Where the data below has the string "XVIII", return the whole line.

[Saved entries]
>> begin

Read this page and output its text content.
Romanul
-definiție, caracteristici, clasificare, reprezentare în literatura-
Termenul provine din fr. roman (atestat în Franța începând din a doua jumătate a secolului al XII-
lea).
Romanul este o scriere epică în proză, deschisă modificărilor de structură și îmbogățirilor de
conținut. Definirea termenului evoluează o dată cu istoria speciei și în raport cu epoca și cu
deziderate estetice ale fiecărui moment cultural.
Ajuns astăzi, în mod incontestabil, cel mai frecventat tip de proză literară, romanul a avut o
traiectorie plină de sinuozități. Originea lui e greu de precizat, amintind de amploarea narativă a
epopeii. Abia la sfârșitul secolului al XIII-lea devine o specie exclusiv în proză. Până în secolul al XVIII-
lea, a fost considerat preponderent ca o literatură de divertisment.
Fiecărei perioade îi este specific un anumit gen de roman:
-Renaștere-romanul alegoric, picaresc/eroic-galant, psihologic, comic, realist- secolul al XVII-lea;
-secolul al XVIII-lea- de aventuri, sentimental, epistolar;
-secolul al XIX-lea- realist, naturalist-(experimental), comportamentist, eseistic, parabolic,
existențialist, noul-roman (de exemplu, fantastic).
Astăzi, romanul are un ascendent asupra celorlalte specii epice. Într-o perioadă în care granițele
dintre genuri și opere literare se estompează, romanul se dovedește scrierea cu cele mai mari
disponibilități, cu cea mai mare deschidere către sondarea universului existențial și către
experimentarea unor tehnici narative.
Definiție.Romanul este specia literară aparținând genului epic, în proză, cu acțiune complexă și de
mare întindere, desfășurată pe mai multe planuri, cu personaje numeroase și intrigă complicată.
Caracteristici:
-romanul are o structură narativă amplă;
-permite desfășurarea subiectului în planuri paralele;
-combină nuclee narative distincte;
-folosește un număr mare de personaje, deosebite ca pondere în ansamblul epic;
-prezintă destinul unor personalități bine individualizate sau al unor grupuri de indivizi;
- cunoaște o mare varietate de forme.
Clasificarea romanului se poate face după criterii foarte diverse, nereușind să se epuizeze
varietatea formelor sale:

>> end

Solved exercise
epopeii. Abia la sfârșitul secolului al XIII-lea devine o specie exclusiv în proză. Până în secolul al XVIII-
-secolul al XVIII-lea- de aventuri, sentimental, epistolar;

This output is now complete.